Problem to work on:
Pick out and copy every line below that has the word "text".

Dataset entries:
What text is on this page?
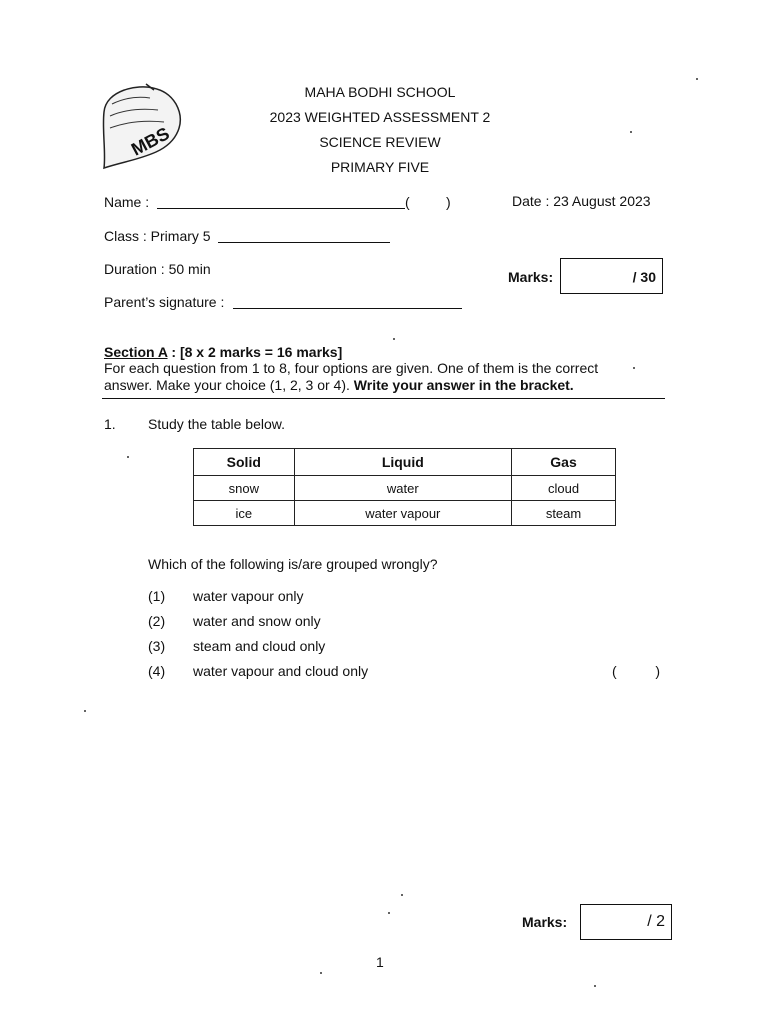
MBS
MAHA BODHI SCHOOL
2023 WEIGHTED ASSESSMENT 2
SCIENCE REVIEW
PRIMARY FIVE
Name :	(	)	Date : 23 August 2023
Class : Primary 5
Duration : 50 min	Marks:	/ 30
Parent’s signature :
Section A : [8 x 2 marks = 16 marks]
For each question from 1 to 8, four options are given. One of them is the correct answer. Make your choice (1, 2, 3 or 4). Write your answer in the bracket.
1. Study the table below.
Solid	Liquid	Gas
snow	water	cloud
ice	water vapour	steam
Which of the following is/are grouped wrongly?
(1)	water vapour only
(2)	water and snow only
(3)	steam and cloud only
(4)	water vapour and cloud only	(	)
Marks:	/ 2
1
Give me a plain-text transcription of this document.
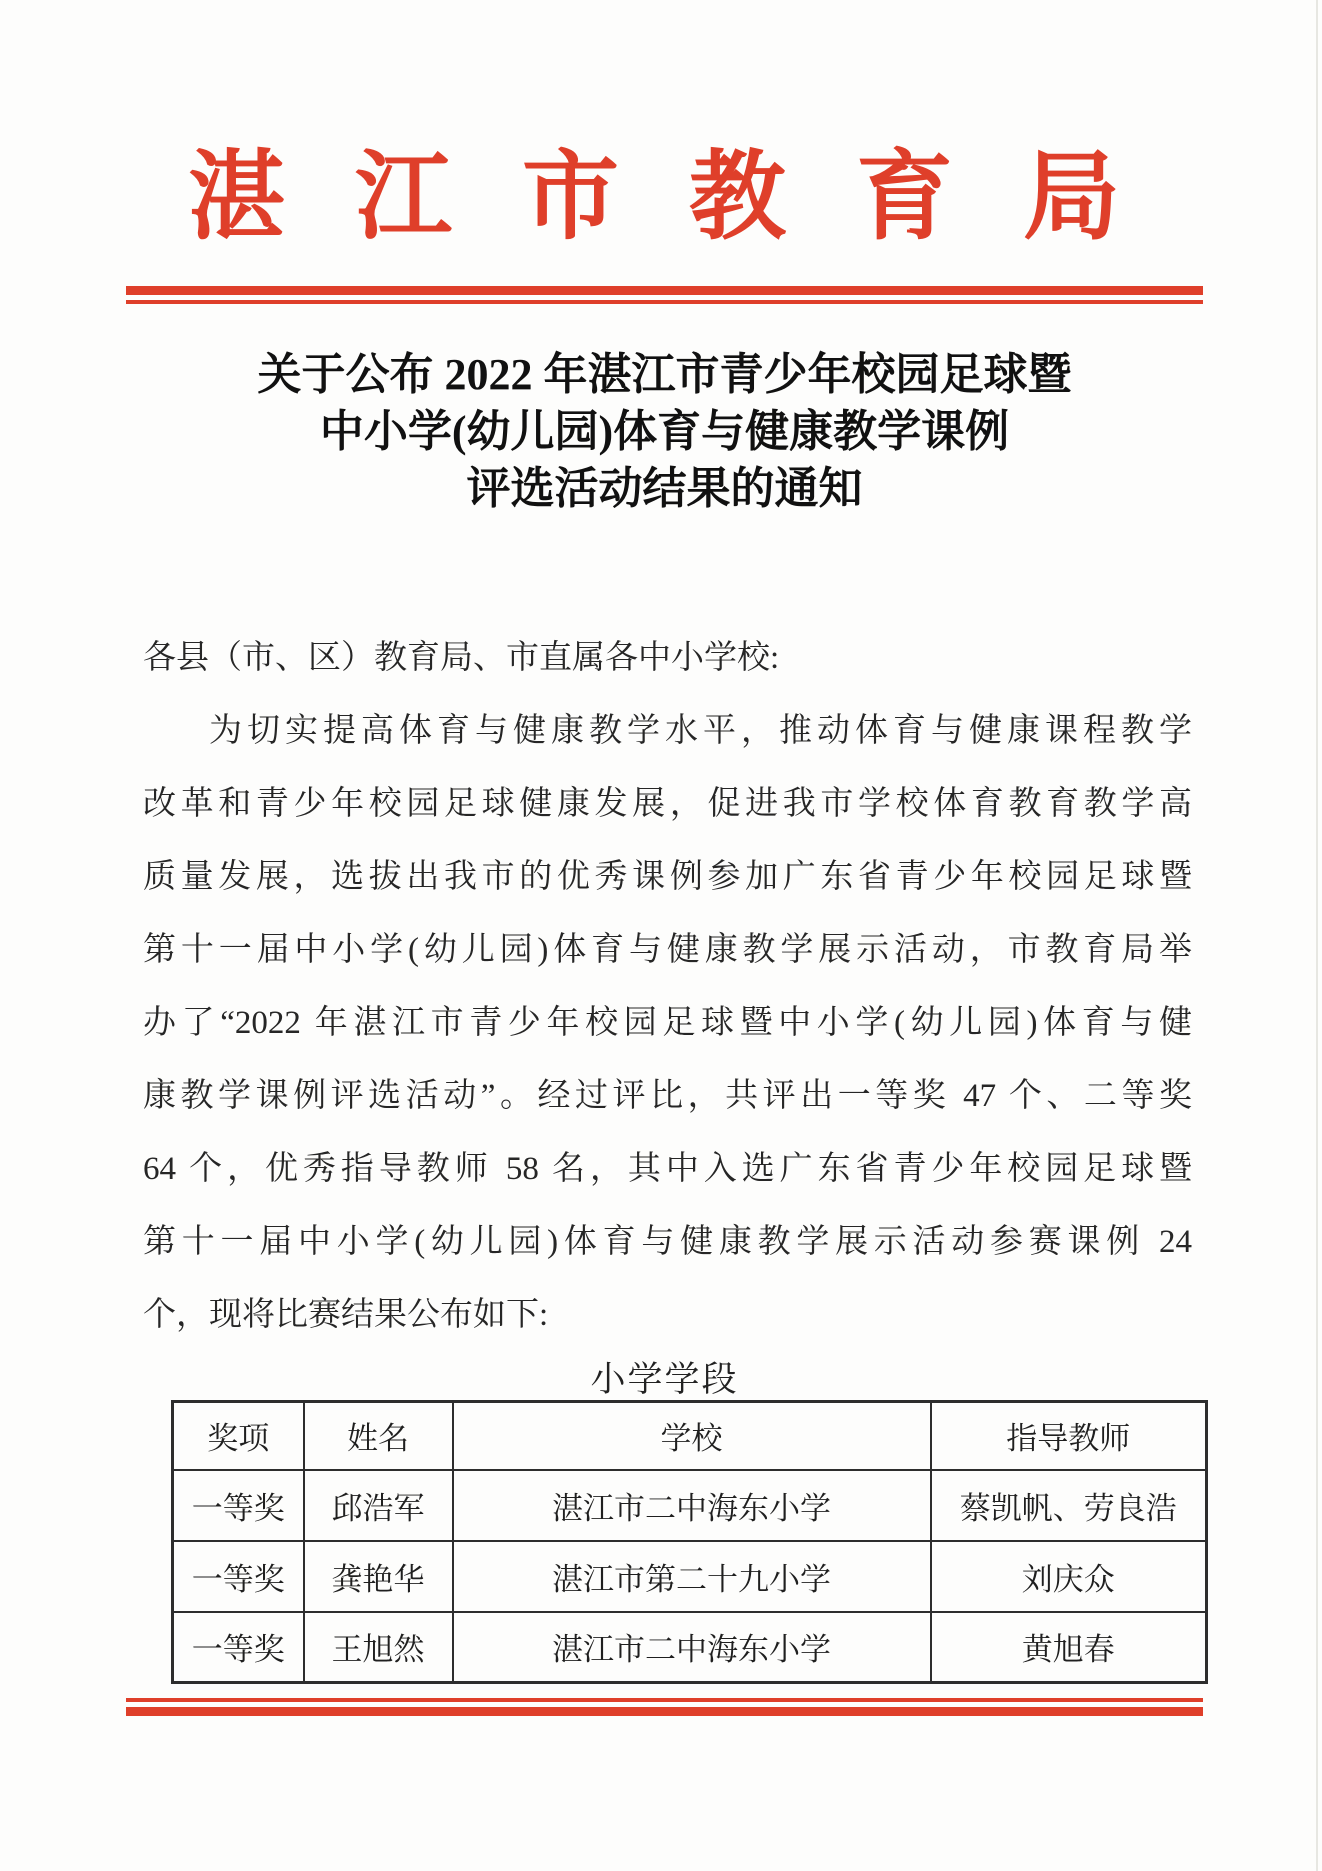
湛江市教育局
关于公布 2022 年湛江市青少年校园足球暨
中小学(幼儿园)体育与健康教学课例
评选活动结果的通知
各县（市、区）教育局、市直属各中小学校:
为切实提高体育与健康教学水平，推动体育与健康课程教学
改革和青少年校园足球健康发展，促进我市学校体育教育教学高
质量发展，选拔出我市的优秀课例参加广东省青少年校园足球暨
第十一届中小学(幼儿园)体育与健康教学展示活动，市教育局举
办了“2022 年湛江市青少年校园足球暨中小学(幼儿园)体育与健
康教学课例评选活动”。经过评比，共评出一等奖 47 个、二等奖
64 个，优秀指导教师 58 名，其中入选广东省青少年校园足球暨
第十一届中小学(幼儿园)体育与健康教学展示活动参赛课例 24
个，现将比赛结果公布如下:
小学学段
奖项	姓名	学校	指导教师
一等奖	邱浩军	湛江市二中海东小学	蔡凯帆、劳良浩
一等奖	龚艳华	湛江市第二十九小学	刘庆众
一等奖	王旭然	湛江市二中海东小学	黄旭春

Answer to this exercise:
What text is on this page?
Give me a plain-text transcription of this document.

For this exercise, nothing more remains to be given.